* Request *
List each line of the listing below that contains the word "chapter", paying attention to uppercase and lowercase letters.

[Start of Records to use]

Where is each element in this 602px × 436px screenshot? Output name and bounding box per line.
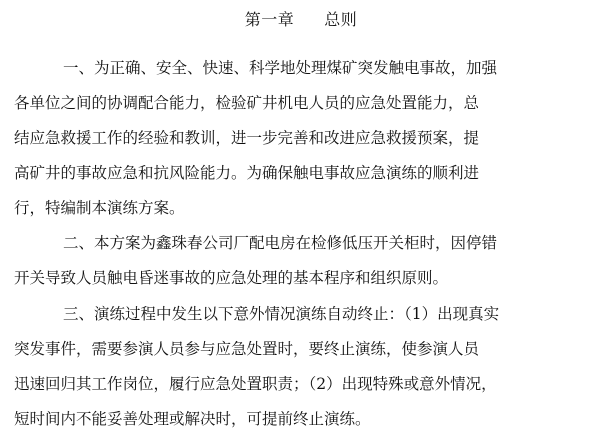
paragraph-1-line-3: 结应急救援工作的经验和教训，进一步完善和改进应急救援预案，提 bbox=[14, 129, 480, 147]
paragraph-1-line-5: 行，特编制本演练方案。 bbox=[14, 199, 185, 217]
paragraph-2-line-2: 开关导致人员触电昏迷事故的应急处理的基本程序和组织原则。 bbox=[14, 269, 449, 287]
chapter-heading bbox=[0, 8, 602, 32]
chapter-number: 第一章 bbox=[244, 10, 295, 29]
paragraph-3-line-1: 三、演练过程中发生以下意外情况演练自动终止：（1）出现真实 bbox=[63, 305, 500, 323]
paragraph-1-line-1: 一、为正确、安全、快速、科学地处理煤矿突发触电事故，加强 bbox=[63, 59, 498, 77]
paragraph-3-line-4: 短时间内不能妥善处理或解决时，可提前终止演练。 bbox=[14, 410, 371, 428]
paragraph-3-line-3: 迅速回归其工作岗位，履行应急处置职责；（2）出现特殊或意外情况， bbox=[14, 375, 497, 393]
paragraph-3-line-2: 突发事件，需要参演人员参与应急处置时，要终止演练，使参演人员 bbox=[14, 340, 480, 358]
chapter-title: 总则 bbox=[324, 10, 358, 29]
paragraph-2-line-1: 二、本方案为鑫珠春公司厂配电房在检修低压开关柜时，因停错 bbox=[63, 234, 498, 252]
paragraph-1-line-4: 高矿井的事故应急和抗风险能力。为确保触电事故应急演练的顺利进 bbox=[14, 164, 480, 182]
paragraph-1-line-2: 各单位之间的协调配合能力，检验矿井机电人员的应急处置能力，总 bbox=[14, 94, 480, 112]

[End of Records to use]

* Full solution *
chapter-heading bbox=[0, 8, 602, 32]
chapter-number: 第一章 bbox=[244, 10, 295, 29]
chapter-title: 总则 bbox=[324, 10, 358, 29]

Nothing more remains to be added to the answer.